[Data listing]
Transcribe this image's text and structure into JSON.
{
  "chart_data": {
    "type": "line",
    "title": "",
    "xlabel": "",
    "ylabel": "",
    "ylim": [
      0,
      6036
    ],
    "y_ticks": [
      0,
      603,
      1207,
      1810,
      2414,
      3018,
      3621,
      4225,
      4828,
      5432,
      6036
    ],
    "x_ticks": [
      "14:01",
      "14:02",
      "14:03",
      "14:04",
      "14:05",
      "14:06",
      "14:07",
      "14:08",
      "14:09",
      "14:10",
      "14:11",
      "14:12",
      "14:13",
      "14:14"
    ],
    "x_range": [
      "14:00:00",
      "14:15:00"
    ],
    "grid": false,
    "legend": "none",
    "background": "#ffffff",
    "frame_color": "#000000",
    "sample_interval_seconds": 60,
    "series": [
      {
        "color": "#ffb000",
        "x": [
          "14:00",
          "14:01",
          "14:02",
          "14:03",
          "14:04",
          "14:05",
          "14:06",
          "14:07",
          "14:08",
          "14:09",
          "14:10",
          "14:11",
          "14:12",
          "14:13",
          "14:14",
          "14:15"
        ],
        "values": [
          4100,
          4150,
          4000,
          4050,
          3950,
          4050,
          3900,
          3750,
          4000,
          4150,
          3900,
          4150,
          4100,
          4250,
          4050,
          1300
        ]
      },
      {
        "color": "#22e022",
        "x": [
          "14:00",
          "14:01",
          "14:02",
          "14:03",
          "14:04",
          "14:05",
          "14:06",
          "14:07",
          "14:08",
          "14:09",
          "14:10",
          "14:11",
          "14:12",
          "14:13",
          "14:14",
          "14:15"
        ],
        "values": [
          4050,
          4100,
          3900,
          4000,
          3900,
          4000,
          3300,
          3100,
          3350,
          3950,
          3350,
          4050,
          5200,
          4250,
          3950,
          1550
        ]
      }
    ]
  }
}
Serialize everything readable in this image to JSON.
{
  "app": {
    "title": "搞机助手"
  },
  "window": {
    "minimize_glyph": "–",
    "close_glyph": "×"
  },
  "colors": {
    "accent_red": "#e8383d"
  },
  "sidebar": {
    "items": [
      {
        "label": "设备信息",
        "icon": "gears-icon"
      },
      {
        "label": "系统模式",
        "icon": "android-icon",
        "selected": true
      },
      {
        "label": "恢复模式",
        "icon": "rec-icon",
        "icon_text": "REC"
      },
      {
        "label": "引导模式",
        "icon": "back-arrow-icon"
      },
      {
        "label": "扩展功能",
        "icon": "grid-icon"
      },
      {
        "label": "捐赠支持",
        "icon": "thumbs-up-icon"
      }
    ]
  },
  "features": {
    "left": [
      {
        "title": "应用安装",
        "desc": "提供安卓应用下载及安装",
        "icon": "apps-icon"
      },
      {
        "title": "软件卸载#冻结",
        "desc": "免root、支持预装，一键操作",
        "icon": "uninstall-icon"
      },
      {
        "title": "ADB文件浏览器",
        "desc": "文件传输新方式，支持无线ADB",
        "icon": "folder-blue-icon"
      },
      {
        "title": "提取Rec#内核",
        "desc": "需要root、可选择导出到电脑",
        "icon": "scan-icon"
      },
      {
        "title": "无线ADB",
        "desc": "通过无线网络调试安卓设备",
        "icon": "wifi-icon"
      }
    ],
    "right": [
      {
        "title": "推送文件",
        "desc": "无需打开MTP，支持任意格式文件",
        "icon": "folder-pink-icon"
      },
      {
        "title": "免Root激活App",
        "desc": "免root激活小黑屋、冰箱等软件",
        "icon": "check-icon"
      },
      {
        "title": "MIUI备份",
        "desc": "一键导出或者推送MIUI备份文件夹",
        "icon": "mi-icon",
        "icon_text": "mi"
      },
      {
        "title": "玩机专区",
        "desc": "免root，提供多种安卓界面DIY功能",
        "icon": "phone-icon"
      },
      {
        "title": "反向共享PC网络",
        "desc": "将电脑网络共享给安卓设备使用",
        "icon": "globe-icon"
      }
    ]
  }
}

# [WHAT THE TASK ASKS]
Copy every line above that includes the string "this".

# [WORKED SOLUTION]
Transcribe this image's text and structure into JSON.
Serialize everything readable in this image to JSON.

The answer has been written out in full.